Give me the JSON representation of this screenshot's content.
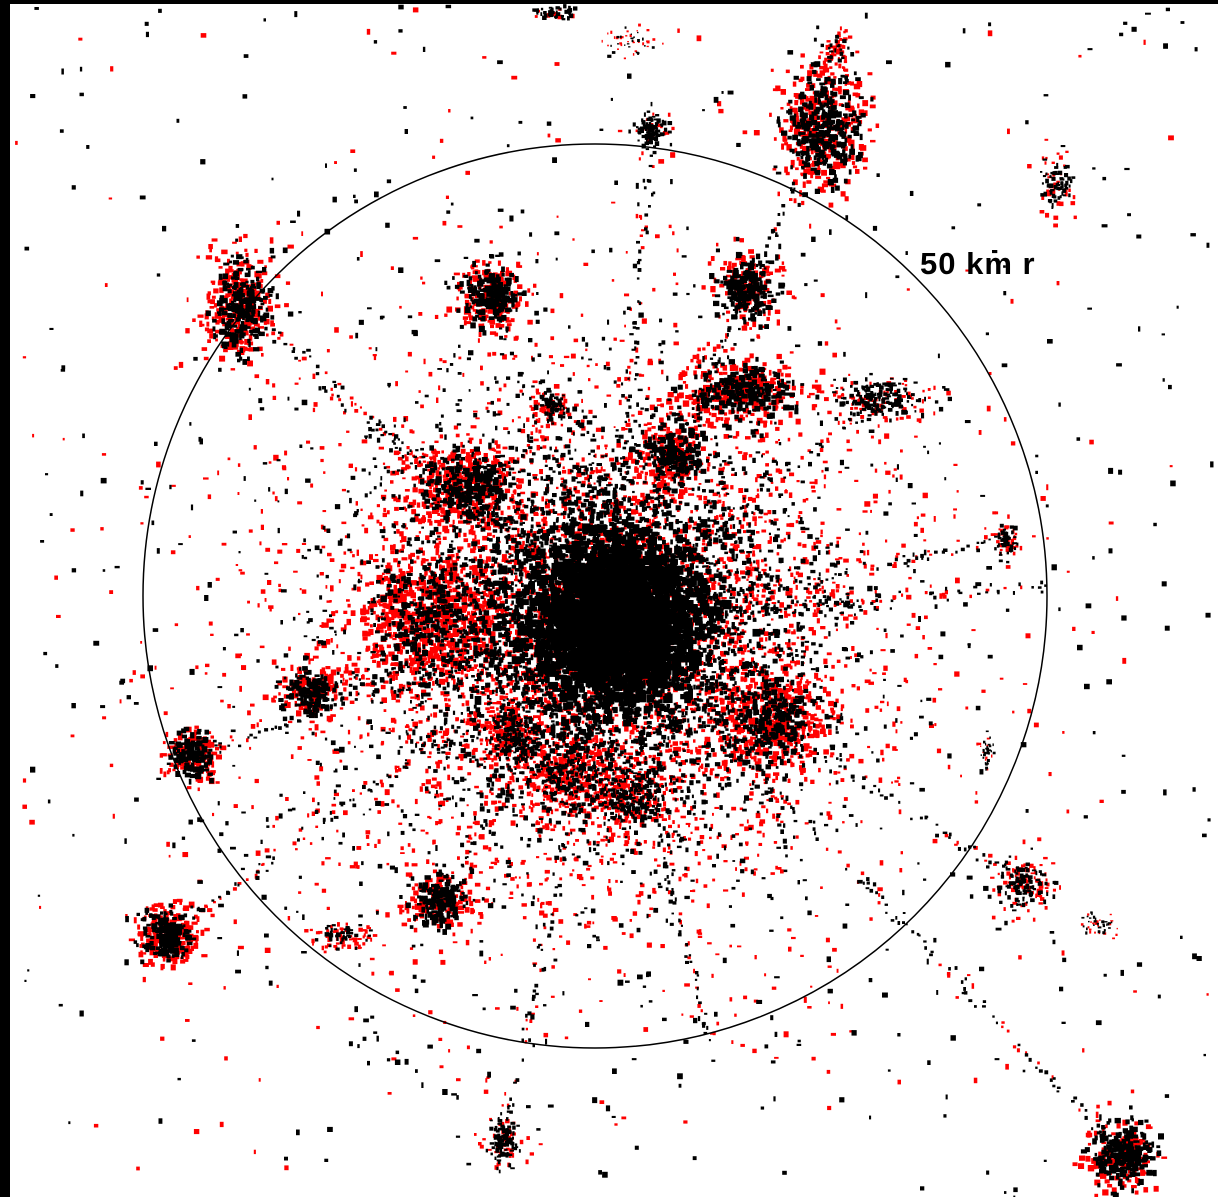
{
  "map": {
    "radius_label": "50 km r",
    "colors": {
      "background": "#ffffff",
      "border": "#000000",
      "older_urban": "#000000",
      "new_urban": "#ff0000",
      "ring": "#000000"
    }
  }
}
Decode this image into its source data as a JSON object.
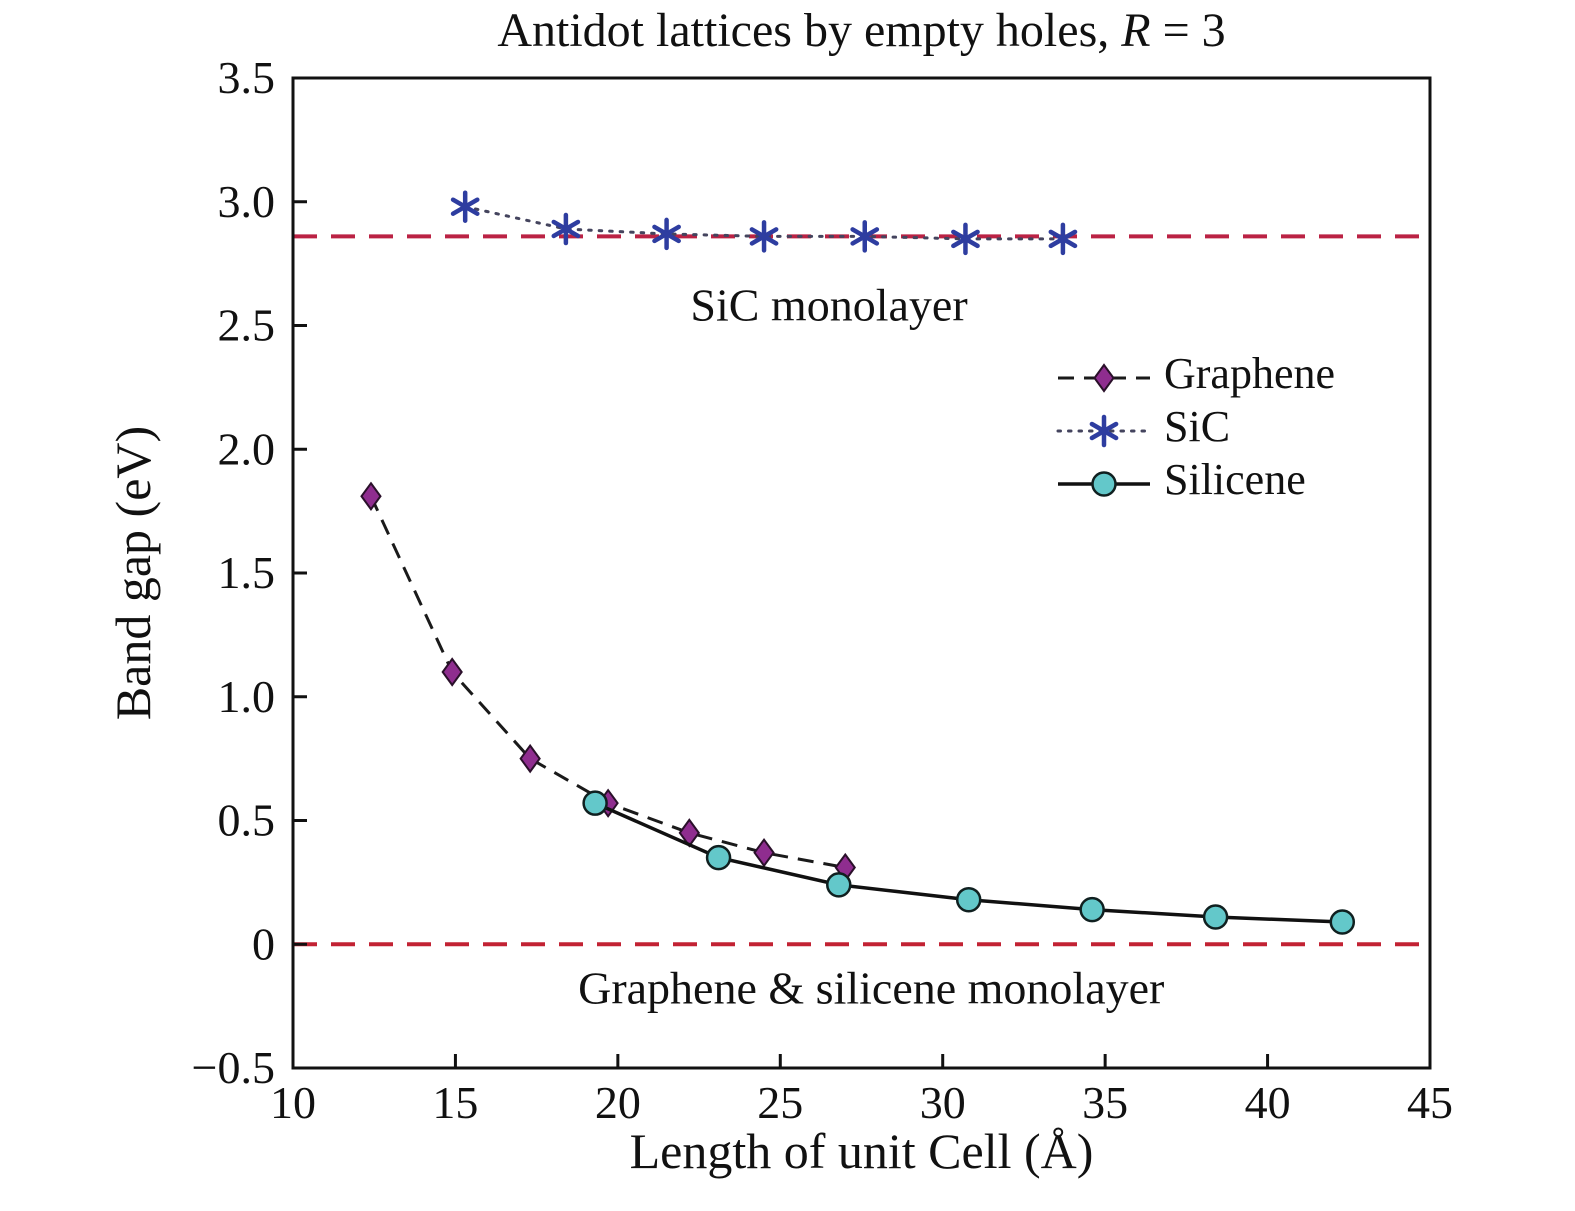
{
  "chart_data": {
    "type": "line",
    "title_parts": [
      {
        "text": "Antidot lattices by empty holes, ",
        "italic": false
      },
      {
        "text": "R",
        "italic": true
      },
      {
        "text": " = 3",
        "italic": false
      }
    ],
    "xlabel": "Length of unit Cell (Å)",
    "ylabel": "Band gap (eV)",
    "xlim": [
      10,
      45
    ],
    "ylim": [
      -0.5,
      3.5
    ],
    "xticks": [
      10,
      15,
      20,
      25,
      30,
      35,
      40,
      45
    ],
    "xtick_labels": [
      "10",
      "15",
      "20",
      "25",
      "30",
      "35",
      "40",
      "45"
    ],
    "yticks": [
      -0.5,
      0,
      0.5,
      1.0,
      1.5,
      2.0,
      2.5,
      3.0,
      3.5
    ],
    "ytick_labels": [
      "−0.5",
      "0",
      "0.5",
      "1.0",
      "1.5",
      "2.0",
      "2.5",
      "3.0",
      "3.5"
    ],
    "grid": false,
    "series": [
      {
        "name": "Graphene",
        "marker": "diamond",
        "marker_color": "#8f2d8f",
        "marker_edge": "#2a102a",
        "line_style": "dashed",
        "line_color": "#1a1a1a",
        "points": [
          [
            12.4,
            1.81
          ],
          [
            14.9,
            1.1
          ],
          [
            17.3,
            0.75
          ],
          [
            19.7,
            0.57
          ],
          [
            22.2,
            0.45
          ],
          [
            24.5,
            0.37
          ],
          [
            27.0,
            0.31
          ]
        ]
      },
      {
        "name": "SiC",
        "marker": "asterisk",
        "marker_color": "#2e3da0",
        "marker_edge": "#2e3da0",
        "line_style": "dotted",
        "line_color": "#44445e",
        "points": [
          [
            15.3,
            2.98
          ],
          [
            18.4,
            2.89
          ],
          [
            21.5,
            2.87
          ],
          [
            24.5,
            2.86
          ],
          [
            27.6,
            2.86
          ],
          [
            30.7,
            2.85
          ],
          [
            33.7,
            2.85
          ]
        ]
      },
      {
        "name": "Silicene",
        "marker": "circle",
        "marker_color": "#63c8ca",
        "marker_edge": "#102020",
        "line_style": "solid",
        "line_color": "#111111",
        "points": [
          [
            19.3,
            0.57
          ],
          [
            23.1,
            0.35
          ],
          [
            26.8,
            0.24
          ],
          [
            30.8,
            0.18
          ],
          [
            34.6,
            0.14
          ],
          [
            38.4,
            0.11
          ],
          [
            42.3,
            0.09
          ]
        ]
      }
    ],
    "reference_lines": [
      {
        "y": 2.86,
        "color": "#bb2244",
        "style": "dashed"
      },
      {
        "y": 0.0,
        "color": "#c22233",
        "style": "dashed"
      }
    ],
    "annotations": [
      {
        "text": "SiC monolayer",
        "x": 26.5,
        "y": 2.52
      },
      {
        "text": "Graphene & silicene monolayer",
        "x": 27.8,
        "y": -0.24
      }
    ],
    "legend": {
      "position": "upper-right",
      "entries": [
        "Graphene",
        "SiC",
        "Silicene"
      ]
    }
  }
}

----

To be done. Write the lines above out again exactly, without any of their pictures.

Task solution.
Give me the JSON representation of this screenshot's content.
{
  "map": {
    "radius_label": "50 km r",
    "colors": {
      "background": "#ffffff",
      "border": "#000000",
      "older_urban": "#000000",
      "new_urban": "#ff0000",
      "ring": "#000000"
    }
  }
}
Decode this image into its source data as a JSON object.
{
  "chart_data": {
    "type": "line",
    "title_parts": [
      {
        "text": "Antidot lattices by empty holes, ",
        "italic": false
      },
      {
        "text": "R",
        "italic": true
      },
      {
        "text": " = 3",
        "italic": false
      }
    ],
    "xlabel": "Length of unit Cell (Å)",
    "ylabel": "Band gap (eV)",
    "xlim": [
      10,
      45
    ],
    "ylim": [
      -0.5,
      3.5
    ],
    "xticks": [
      10,
      15,
      20,
      25,
      30,
      35,
      40,
      45
    ],
    "xtick_labels": [
      "10",
      "15",
      "20",
      "25",
      "30",
      "35",
      "40",
      "45"
    ],
    "yticks": [
      -0.5,
      0,
      0.5,
      1.0,
      1.5,
      2.0,
      2.5,
      3.0,
      3.5
    ],
    "ytick_labels": [
      "−0.5",
      "0",
      "0.5",
      "1.0",
      "1.5",
      "2.0",
      "2.5",
      "3.0",
      "3.5"
    ],
    "grid": false,
    "series": [
      {
        "name": "Graphene",
        "marker": "diamond",
        "marker_color": "#8f2d8f",
        "marker_edge": "#2a102a",
        "line_style": "dashed",
        "line_color": "#1a1a1a",
        "points": [
          [
            12.4,
            1.81
          ],
          [
            14.9,
            1.1
          ],
          [
            17.3,
            0.75
          ],
          [
            19.7,
            0.57
          ],
          [
            22.2,
            0.45
          ],
          [
            24.5,
            0.37
          ],
          [
            27.0,
            0.31
          ]
        ]
      },
      {
        "name": "SiC",
        "marker": "asterisk",
        "marker_color": "#2e3da0",
        "marker_edge": "#2e3da0",
        "line_style": "dotted",
        "line_color": "#44445e",
        "points": [
          [
            15.3,
            2.98
          ],
          [
            18.4,
            2.89
          ],
          [
            21.5,
            2.87
          ],
          [
            24.5,
            2.86
          ],
          [
            27.6,
            2.86
          ],
          [
            30.7,
            2.85
          ],
          [
            33.7,
            2.85
          ]
        ]
      },
      {
        "name": "Silicene",
        "marker": "circle",
        "marker_color": "#63c8ca",
        "marker_edge": "#102020",
        "line_style": "solid",
        "line_color": "#111111",
        "points": [
          [
            19.3,
            0.57
          ],
          [
            23.1,
            0.35
          ],
          [
            26.8,
            0.24
          ],
          [
            30.8,
            0.18
          ],
          [
            34.6,
            0.14
          ],
          [
            38.4,
            0.11
          ],
          [
            42.3,
            0.09
          ]
        ]
      }
    ],
    "reference_lines": [
      {
        "y": 2.86,
        "color": "#bb2244",
        "style": "dashed"
      },
      {
        "y": 0.0,
        "color": "#c22233",
        "style": "dashed"
      }
    ],
    "annotations": [
      {
        "text": "SiC monolayer",
        "x": 26.5,
        "y": 2.52
      },
      {
        "text": "Graphene & silicene monolayer",
        "x": 27.8,
        "y": -0.24
      }
    ],
    "legend": {
      "position": "upper-right",
      "entries": [
        "Graphene",
        "SiC",
        "Silicene"
      ]
    }
  }
}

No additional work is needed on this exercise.